▶ _Problem description_: List all the lines in these records that hold "número".
─── Exercise data
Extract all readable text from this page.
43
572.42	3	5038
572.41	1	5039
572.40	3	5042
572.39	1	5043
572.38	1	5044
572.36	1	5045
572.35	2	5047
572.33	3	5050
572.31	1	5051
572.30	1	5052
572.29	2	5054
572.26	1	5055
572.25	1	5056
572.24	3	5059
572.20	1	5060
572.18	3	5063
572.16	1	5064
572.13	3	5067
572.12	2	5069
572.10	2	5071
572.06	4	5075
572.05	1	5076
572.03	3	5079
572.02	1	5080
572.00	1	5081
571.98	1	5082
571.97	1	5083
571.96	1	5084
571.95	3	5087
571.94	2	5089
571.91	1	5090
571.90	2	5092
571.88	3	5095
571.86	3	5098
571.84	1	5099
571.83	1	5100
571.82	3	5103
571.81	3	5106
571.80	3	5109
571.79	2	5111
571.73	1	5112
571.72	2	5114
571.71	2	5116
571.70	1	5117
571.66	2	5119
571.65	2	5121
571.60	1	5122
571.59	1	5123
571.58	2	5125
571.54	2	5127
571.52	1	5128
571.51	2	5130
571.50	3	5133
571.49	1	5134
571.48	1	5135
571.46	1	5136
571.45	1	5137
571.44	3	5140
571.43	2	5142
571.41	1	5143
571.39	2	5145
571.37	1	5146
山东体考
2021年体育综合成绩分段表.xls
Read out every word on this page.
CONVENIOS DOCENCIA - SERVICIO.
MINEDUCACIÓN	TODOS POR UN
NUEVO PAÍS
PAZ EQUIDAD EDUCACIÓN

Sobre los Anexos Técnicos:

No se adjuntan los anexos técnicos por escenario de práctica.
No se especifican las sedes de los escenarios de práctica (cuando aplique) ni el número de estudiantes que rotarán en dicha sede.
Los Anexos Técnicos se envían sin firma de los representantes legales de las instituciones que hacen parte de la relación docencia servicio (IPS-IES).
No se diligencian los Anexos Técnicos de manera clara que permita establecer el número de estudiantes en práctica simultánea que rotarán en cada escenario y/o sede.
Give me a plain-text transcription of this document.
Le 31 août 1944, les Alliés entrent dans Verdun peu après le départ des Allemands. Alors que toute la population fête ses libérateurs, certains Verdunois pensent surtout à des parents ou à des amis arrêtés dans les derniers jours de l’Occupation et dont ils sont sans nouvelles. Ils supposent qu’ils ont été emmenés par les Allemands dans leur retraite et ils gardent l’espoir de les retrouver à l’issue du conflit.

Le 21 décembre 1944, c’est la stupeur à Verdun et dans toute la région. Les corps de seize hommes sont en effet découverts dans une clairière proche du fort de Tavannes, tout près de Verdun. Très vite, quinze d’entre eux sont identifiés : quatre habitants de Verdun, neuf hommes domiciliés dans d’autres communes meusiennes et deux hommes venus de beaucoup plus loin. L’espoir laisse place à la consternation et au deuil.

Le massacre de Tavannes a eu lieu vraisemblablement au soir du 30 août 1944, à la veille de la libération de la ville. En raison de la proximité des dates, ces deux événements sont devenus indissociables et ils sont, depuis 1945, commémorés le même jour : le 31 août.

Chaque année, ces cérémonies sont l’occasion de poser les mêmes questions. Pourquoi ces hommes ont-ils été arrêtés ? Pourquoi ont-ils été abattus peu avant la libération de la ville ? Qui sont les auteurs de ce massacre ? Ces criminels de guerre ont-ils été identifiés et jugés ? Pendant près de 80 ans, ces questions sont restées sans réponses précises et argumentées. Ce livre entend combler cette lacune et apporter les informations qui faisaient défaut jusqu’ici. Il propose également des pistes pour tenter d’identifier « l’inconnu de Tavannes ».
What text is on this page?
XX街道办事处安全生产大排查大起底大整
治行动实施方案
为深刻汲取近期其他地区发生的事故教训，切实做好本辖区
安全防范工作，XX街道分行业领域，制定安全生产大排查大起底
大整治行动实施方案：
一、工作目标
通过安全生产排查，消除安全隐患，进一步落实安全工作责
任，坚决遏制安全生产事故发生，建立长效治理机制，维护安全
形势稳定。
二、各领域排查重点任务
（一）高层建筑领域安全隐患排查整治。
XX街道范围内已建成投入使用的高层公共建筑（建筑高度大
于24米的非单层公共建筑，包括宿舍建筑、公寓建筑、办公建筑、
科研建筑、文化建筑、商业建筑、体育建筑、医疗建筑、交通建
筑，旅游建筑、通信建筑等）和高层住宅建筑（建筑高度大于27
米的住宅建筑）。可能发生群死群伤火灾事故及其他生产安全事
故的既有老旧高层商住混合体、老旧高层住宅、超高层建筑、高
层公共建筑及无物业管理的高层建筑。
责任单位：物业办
──────
▶ _Written solution_:
No se especifican las sedes de los escenarios de práctica (cuando aplique) ni el número de estudiantes que rotarán en dicha sede.
No se diligencian los Anexos Técnicos de manera clara que permita establecer el número de estudiantes en práctica simultánea que rotarán en cada escenario y/o sede.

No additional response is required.